**WHAT THIS TASK INVOLVES**. The answer should be a single number: how many lines of the entries below hold the word "Развитие".

**Dataset items**.
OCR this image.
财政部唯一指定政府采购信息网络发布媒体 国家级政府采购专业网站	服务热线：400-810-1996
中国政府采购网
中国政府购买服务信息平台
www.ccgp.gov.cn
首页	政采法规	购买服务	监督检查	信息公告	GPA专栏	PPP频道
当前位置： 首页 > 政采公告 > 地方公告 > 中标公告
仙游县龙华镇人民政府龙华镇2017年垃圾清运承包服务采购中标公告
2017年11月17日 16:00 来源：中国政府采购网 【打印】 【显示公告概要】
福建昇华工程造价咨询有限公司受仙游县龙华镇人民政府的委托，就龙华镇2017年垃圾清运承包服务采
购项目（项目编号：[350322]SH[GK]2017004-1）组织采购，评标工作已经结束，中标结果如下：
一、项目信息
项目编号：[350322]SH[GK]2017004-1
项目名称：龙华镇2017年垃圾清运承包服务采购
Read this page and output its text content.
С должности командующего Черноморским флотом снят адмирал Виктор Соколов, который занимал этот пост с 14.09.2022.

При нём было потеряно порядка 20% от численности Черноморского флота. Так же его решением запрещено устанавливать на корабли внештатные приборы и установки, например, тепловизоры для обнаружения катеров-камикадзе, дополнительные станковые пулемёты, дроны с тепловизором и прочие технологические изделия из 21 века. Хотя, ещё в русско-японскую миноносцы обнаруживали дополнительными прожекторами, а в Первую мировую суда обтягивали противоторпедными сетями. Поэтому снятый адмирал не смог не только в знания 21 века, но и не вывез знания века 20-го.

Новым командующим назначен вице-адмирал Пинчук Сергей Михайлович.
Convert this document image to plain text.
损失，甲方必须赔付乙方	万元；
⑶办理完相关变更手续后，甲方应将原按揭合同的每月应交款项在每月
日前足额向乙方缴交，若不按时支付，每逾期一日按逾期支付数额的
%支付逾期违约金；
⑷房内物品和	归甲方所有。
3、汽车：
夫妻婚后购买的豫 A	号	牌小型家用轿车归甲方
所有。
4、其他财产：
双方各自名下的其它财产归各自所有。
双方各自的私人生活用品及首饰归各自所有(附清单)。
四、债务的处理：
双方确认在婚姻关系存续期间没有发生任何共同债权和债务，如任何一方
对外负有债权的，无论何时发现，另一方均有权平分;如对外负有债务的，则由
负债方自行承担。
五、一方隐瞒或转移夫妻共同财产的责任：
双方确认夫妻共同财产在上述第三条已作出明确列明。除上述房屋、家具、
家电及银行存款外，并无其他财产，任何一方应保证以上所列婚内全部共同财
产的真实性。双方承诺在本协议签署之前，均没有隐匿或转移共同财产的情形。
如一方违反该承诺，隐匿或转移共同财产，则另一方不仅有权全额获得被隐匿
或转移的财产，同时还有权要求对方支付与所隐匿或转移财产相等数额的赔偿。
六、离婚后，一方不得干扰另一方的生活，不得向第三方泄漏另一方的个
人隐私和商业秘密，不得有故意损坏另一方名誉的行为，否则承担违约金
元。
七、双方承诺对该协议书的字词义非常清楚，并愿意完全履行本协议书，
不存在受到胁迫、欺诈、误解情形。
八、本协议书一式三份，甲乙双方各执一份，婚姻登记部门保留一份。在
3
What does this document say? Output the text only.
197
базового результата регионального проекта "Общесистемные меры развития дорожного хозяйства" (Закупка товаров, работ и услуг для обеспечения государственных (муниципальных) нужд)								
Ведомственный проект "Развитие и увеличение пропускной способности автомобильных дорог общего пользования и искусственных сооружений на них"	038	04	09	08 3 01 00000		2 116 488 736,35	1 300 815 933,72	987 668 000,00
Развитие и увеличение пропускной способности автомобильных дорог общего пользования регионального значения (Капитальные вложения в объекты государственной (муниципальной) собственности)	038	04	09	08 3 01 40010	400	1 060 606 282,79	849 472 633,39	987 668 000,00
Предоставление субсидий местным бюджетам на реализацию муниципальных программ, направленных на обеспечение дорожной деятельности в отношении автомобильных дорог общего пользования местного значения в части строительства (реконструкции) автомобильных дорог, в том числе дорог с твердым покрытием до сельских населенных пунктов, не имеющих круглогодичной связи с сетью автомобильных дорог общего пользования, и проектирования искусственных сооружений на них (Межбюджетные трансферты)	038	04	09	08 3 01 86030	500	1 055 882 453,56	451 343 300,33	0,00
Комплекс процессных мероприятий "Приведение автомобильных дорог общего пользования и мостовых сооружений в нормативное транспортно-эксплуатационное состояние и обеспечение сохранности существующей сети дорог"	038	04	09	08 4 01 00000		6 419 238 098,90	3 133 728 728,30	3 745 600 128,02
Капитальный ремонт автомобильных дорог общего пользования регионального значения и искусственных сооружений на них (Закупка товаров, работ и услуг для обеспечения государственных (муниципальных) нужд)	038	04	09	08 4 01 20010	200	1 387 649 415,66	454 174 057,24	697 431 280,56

**EXPECTED OUTPUT**. 2